(Exercise material)
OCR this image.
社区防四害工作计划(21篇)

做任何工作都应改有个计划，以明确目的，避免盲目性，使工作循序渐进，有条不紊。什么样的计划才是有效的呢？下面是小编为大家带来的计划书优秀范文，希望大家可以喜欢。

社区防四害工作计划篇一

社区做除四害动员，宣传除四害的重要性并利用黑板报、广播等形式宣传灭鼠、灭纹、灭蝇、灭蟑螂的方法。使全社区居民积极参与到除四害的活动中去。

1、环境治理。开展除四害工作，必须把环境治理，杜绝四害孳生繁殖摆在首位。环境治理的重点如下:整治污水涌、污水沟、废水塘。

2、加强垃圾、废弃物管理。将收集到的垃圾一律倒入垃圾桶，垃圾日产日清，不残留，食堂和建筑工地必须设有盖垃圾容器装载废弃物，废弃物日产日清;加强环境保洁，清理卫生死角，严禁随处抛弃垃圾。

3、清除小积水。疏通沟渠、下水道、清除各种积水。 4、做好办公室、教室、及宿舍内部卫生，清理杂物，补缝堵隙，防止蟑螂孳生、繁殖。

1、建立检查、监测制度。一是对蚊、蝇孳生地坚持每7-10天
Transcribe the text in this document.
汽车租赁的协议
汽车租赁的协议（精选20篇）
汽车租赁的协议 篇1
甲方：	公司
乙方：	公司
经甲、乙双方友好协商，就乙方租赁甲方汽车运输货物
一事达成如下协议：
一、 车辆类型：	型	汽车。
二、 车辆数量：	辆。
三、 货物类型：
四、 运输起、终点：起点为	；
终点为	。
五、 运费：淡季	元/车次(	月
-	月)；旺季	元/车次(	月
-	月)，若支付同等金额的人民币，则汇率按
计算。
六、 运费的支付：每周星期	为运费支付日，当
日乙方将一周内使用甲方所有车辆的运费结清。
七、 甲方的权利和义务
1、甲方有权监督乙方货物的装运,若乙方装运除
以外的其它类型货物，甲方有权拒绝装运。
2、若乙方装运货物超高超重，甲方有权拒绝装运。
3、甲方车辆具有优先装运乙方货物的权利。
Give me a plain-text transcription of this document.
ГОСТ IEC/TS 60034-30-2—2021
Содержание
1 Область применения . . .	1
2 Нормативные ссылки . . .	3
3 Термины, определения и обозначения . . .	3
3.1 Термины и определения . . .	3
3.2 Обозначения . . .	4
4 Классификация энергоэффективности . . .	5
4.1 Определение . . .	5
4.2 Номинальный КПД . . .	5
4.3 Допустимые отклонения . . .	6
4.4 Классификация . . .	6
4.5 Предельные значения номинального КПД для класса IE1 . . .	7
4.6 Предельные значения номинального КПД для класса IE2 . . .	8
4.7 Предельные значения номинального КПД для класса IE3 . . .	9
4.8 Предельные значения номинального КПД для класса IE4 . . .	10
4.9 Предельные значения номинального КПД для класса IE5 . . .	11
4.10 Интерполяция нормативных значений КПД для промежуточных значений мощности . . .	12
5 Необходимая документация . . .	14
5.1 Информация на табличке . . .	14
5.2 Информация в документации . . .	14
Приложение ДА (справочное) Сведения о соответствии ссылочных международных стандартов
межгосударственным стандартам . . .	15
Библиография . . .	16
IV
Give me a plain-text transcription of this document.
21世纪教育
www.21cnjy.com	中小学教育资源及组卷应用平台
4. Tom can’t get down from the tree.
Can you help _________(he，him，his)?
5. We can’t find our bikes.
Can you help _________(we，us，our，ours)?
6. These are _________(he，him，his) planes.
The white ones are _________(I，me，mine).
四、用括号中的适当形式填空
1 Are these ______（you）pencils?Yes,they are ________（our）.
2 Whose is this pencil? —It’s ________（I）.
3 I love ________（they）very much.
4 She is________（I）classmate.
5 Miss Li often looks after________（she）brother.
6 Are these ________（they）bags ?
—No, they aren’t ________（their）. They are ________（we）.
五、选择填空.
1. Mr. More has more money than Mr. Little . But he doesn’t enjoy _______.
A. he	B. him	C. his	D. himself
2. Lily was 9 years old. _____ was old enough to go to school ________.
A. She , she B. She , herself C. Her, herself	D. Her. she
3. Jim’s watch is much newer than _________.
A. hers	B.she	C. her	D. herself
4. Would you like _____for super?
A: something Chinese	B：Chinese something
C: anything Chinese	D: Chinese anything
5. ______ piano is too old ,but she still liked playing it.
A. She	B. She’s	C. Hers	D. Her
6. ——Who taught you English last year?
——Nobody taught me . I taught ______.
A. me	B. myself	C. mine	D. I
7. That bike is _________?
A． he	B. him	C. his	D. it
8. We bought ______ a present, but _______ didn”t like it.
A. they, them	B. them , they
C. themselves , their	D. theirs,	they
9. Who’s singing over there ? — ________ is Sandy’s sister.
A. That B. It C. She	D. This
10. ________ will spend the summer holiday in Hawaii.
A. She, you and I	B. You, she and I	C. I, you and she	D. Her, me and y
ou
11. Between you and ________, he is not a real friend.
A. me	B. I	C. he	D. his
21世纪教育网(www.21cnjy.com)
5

(Written problem) Transcribe the material above in its entirety. Match it exactly.

(Solution for this task)
OCR this image.
社区防四害工作计划(21篇)

做任何工作都应改有个计划，以明确目的，避免盲目性，使工作循序渐进，有条不紊。什么样的计划才是有效的呢？下面是小编为大家带来的计划书优秀范文，希望大家可以喜欢。

社区防四害工作计划篇一

社区做除四害动员，宣传除四害的重要性并利用黑板报、广播等形式宣传灭鼠、灭纹、灭蝇、灭蟑螂的方法。使全社区居民积极参与到除四害的活动中去。

1、环境治理。开展除四害工作，必须把环境治理，杜绝四害孳生繁殖摆在首位。环境治理的重点如下:整治污水涌、污水沟、废水塘。

2、加强垃圾、废弃物管理。将收集到的垃圾一律倒入垃圾桶，垃圾日产日清，不残留，食堂和建筑工地必须设有盖垃圾容器装载废弃物，废弃物日产日清;加强环境保洁，清理卫生死角，严禁随处抛弃垃圾。

3、清除小积水。疏通沟渠、下水道、清除各种积水。 4、做好办公室、教室、及宿舍内部卫生，清理杂物，补缝堵隙，防止蟑螂孳生、繁殖。

1、建立检查、监测制度。一是对蚊、蝇孳生地坚持每7-10天
Transcribe the text in this document.
汽车租赁的协议
汽车租赁的协议（精选20篇）
汽车租赁的协议 篇1
甲方：	公司
乙方：	公司
经甲、乙双方友好协商，就乙方租赁甲方汽车运输货物
一事达成如下协议：
一、 车辆类型：	型	汽车。
二、 车辆数量：	辆。
三、 货物类型：
四、 运输起、终点：起点为	；
终点为	。
五、 运费：淡季	元/车次(	月
-	月)；旺季	元/车次(	月
-	月)，若支付同等金额的人民币，则汇率按
计算。
六、 运费的支付：每周星期	为运费支付日，当
日乙方将一周内使用甲方所有车辆的运费结清。
七、 甲方的权利和义务
1、甲方有权监督乙方货物的装运,若乙方装运除
以外的其它类型货物，甲方有权拒绝装运。
2、若乙方装运货物超高超重，甲方有权拒绝装运。
3、甲方车辆具有优先装运乙方货物的权利。
Give me a plain-text transcription of this document.
ГОСТ IEC/TS 60034-30-2—2021
Содержание
1 Область применения . . .	1
2 Нормативные ссылки . . .	3
3 Термины, определения и обозначения . . .	3
3.1 Термины и определения . . .	3
3.2 Обозначения . . .	4
4 Классификация энергоэффективности . . .	5
4.1 Определение . . .	5
4.2 Номинальный КПД . . .	5
4.3 Допустимые отклонения . . .	6
4.4 Классификация . . .	6
4.5 Предельные значения номинального КПД для класса IE1 . . .	7
4.6 Предельные значения номинального КПД для класса IE2 . . .	8
4.7 Предельные значения номинального КПД для класса IE3 . . .	9
4.8 Предельные значения номинального КПД для класса IE4 . . .	10
4.9 Предельные значения номинального КПД для класса IE5 . . .	11
4.10 Интерполяция нормативных значений КПД для промежуточных значений мощности . . .	12
5 Необходимая документация . . .	14
5.1 Информация на табличке . . .	14
5.2 Информация в документации . . .	14
Приложение ДА (справочное) Сведения о соответствии ссылочных международных стандартов
межгосударственным стандартам . . .	15
Библиография . . .	16
IV
Give me a plain-text transcription of this document.
21世纪教育
www.21cnjy.com	中小学教育资源及组卷应用平台
4. Tom can’t get down from the tree.
Can you help _________(he，him，his)?
5. We can’t find our bikes.
Can you help _________(we，us，our，ours)?
6. These are _________(he，him，his) planes.
The white ones are _________(I，me，mine).
四、用括号中的适当形式填空
1 Are these ______（you）pencils?Yes,they are ________（our）.
2 Whose is this pencil? —It’s ________（I）.
3 I love ________（they）very much.
4 She is________（I）classmate.
5 Miss Li often looks after________（she）brother.
6 Are these ________（they）bags ?
—No, they aren’t ________（their）. They are ________（we）.
五、选择填空.
1. Mr. More has more money than Mr. Little . But he doesn’t enjoy _______.
A. he	B. him	C. his	D. himself
2. Lily was 9 years old. _____ was old enough to go to school ________.
A. She , she B. She , herself C. Her, herself	D. Her. she
3. Jim’s watch is much newer than _________.
A. hers	B.she	C. her	D. herself
4. Would you like _____for super?
A: something Chinese	B：Chinese something
C: anything Chinese	D: Chinese anything
5. ______ piano is too old ,but she still liked playing it.
A. She	B. She’s	C. Hers	D. Her
6. ——Who taught you English last year?
——Nobody taught me . I taught ______.
A. me	B. myself	C. mine	D. I
7. That bike is _________?
A． he	B. him	C. his	D. it
8. We bought ______ a present, but _______ didn”t like it.
A. they, them	B. them , they
C. themselves , their	D. theirs,	they
9. Who’s singing over there ? — ________ is Sandy’s sister.
A. That B. It C. She	D. This
10. ________ will spend the summer holiday in Hawaii.
A. She, you and I	B. You, she and I	C. I, you and she	D. Her, me and y
ou
11. Between you and ________, he is not a real friend.
A. me	B. I	C. he	D. his
21世纪教育网(www.21cnjy.com)
5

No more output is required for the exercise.